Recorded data

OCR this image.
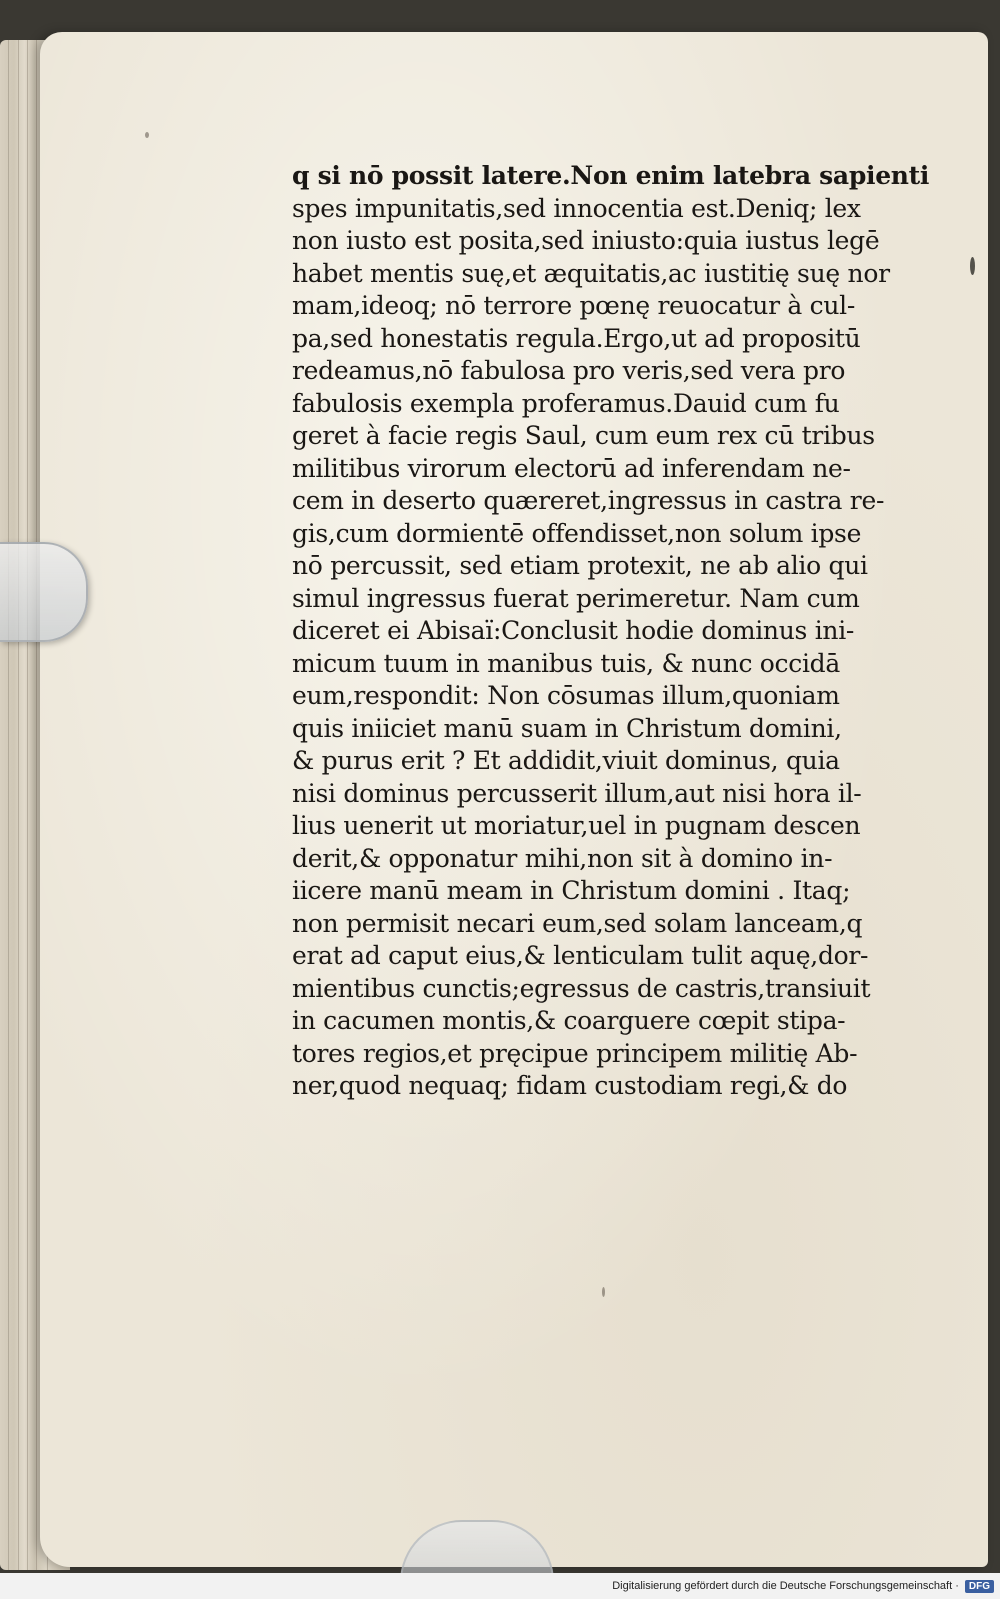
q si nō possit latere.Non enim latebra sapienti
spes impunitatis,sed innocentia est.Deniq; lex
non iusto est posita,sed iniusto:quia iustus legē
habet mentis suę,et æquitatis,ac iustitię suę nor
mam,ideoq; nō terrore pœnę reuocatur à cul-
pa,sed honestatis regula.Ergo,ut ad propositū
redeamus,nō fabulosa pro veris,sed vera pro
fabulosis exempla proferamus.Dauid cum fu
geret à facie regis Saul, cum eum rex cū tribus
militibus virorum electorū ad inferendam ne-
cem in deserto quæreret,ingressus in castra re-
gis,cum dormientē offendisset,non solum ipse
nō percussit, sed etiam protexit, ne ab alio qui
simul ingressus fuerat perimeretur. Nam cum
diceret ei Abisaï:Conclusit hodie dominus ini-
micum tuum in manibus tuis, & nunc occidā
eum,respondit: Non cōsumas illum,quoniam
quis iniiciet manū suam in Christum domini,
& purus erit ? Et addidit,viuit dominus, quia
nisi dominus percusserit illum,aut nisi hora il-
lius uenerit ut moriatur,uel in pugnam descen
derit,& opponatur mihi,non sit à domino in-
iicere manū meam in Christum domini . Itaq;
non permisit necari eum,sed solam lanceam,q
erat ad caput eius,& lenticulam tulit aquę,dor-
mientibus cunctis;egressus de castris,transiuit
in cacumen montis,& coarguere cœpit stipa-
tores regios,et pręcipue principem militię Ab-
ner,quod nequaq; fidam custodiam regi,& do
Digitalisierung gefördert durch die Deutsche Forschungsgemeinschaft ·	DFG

**Set problem**
Set down the complete material exactly, but do not include the images.

**Response for this exercise**
OCR this image.
q si nō possit latere.Non enim latebra sapienti
spes impunitatis,sed innocentia est.Deniq; lex
non iusto est posita,sed iniusto:quia iustus legē
habet mentis suę,et æquitatis,ac iustitię suę nor
mam,ideoq; nō terrore pœnę reuocatur à cul-
pa,sed honestatis regula.Ergo,ut ad propositū
redeamus,nō fabulosa pro veris,sed vera pro
fabulosis exempla proferamus.Dauid cum fu
geret à facie regis Saul, cum eum rex cū tribus
militibus virorum electorū ad inferendam ne-
cem in deserto quæreret,ingressus in castra re-
gis,cum dormientē offendisset,non solum ipse
nō percussit, sed etiam protexit, ne ab alio qui
simul ingressus fuerat perimeretur. Nam cum
diceret ei Abisaï:Conclusit hodie dominus ini-
micum tuum in manibus tuis, & nunc occidā
eum,respondit: Non cōsumas illum,quoniam
quis iniiciet manū suam in Christum domini,
& purus erit ? Et addidit,viuit dominus, quia
nisi dominus percusserit illum,aut nisi hora il-
lius uenerit ut moriatur,uel in pugnam descen
derit,& opponatur mihi,non sit à domino in-
iicere manū meam in Christum domini . Itaq;
non permisit necari eum,sed solam lanceam,q
erat ad caput eius,& lenticulam tulit aquę,dor-
mientibus cunctis;egressus de castris,transiuit
in cacumen montis,& coarguere cœpit stipa-
tores regios,et pręcipue principem militię Ab-
ner,quod nequaq; fidam custodiam regi,& do
Digitalisierung gefördert durch die Deutsche Forschungsgemeinschaft ·	DFG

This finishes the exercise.